= Given records =
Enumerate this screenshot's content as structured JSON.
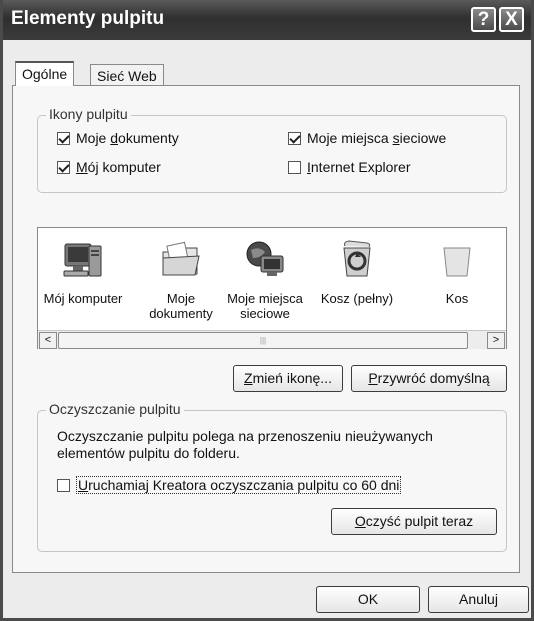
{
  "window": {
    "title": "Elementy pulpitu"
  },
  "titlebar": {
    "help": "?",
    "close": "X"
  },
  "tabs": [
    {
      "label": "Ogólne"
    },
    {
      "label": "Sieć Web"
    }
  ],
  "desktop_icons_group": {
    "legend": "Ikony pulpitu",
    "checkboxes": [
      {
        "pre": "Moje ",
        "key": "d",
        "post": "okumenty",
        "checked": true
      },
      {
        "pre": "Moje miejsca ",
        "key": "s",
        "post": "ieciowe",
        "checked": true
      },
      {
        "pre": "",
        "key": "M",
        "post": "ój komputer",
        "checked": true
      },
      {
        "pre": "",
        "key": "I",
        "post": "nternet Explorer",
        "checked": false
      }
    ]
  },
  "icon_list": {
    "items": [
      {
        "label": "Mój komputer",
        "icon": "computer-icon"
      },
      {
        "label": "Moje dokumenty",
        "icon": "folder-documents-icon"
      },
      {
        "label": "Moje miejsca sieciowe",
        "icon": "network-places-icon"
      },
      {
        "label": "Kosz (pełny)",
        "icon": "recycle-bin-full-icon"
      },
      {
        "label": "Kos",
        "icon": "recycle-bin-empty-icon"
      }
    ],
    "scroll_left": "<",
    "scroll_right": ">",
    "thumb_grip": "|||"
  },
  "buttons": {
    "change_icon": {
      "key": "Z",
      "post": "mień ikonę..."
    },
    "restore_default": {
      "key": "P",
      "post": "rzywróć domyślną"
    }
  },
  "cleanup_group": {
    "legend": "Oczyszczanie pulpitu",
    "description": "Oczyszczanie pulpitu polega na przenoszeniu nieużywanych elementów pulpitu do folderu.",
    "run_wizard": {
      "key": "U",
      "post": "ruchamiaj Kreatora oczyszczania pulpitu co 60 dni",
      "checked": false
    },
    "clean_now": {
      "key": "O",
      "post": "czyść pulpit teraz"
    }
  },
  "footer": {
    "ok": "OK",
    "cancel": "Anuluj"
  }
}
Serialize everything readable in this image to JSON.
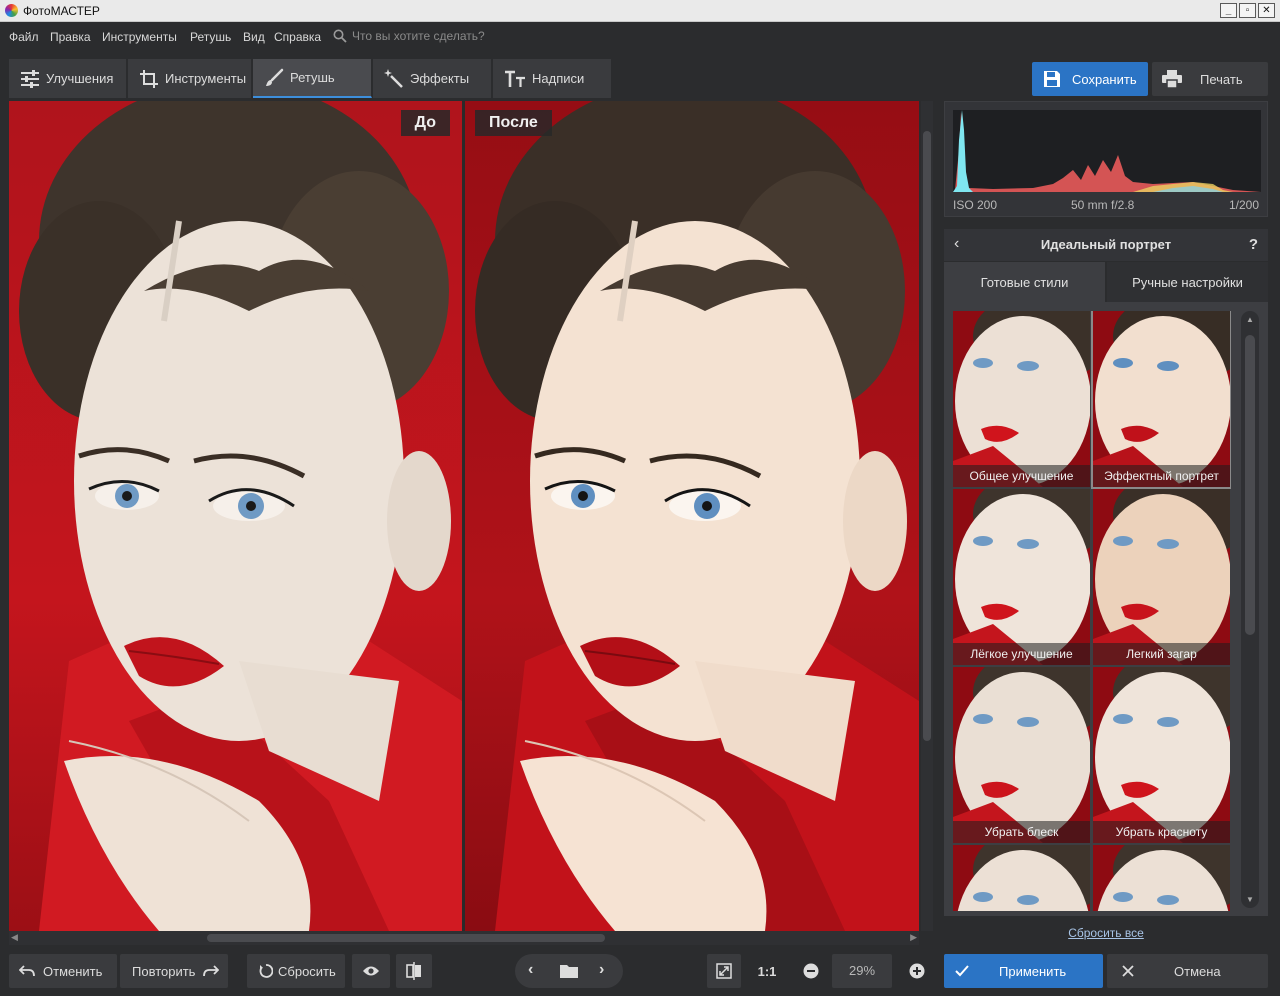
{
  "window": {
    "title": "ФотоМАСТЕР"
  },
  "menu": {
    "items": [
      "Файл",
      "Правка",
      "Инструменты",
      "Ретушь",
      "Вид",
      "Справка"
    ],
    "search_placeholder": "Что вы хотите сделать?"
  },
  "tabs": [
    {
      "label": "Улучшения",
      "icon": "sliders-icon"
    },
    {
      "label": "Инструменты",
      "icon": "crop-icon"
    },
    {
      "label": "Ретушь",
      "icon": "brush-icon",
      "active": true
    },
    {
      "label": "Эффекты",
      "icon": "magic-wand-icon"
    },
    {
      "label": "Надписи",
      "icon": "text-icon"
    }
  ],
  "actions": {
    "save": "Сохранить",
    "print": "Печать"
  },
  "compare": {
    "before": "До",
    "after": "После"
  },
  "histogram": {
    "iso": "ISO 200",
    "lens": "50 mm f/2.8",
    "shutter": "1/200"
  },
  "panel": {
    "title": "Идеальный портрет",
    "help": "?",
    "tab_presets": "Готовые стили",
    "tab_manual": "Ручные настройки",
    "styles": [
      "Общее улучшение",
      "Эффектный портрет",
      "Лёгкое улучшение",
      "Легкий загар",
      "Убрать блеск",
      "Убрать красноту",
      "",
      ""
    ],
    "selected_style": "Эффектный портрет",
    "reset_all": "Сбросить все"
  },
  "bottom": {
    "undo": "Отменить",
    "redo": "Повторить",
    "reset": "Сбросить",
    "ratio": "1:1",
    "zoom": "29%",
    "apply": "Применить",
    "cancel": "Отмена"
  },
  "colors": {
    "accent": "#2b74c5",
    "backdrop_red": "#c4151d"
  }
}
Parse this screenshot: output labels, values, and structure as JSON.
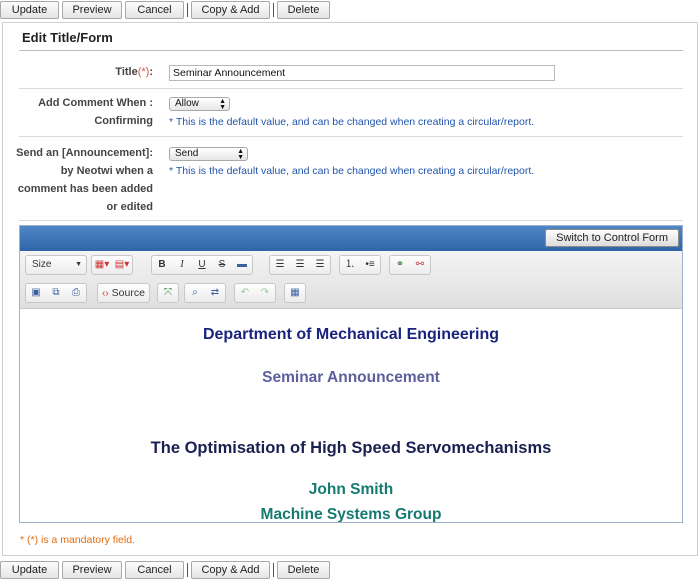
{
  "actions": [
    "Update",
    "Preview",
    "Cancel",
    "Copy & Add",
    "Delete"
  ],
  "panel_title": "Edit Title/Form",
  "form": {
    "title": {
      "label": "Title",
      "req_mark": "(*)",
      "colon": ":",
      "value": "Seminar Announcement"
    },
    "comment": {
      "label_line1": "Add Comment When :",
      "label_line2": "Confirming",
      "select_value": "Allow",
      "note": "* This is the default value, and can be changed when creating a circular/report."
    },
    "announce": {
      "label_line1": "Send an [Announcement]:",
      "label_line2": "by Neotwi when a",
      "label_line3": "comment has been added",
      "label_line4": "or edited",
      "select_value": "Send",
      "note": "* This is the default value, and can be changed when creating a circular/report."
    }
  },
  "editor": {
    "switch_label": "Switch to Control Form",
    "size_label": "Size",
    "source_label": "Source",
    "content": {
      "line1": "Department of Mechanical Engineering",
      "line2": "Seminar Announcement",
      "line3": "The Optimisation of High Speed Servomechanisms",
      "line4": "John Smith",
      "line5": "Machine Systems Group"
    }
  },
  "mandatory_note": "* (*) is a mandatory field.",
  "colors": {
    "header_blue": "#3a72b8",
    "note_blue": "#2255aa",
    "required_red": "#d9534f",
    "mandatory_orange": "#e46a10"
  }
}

= Exercise aim =
Gather every line containing the word "Announcement" and copy it.

= Task output =
      "value": "Seminar Announcement"
      "label_line1": "Send an [Announcement]:",
      "line2": "Seminar Announcement",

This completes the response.